YOUR TASK: Find every line containing the word "Needs" in the records below; report only how many there are.
* BEGIN EXCERPTED DATA *
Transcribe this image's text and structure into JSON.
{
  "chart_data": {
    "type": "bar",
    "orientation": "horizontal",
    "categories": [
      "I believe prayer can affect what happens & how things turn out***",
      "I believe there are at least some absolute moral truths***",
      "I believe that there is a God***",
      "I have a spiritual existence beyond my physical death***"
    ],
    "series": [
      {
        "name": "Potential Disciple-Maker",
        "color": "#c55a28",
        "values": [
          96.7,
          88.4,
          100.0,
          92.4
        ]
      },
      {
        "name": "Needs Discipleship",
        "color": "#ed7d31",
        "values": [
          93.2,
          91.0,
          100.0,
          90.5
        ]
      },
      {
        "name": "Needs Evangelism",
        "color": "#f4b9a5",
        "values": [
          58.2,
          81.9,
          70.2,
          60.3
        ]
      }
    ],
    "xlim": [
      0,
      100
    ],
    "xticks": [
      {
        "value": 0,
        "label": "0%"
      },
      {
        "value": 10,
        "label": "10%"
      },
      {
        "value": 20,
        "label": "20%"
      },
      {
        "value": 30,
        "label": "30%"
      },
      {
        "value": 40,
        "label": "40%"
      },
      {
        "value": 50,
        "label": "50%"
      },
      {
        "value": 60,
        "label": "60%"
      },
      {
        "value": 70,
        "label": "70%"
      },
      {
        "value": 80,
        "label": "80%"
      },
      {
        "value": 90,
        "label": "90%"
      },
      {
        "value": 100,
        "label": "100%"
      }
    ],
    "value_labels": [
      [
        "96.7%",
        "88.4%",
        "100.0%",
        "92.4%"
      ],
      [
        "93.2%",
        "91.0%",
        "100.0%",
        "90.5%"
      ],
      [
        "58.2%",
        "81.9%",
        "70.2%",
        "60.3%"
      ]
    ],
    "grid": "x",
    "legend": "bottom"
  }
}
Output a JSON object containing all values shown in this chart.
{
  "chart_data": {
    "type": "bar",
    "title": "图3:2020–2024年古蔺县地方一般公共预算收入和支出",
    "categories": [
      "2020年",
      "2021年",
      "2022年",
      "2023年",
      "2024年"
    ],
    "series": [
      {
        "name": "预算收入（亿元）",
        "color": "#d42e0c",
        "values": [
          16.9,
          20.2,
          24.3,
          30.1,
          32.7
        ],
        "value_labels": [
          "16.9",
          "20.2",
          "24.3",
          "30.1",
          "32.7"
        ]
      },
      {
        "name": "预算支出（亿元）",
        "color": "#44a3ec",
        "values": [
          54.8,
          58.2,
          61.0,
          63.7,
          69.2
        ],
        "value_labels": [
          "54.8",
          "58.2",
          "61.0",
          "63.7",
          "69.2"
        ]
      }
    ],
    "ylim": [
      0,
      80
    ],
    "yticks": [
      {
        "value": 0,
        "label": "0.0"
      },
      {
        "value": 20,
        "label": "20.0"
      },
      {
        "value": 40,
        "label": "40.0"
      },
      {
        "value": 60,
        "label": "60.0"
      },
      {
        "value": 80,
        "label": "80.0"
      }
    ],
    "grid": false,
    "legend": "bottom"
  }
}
* END EXCERPTED DATA *
FULL RESPONSE: 2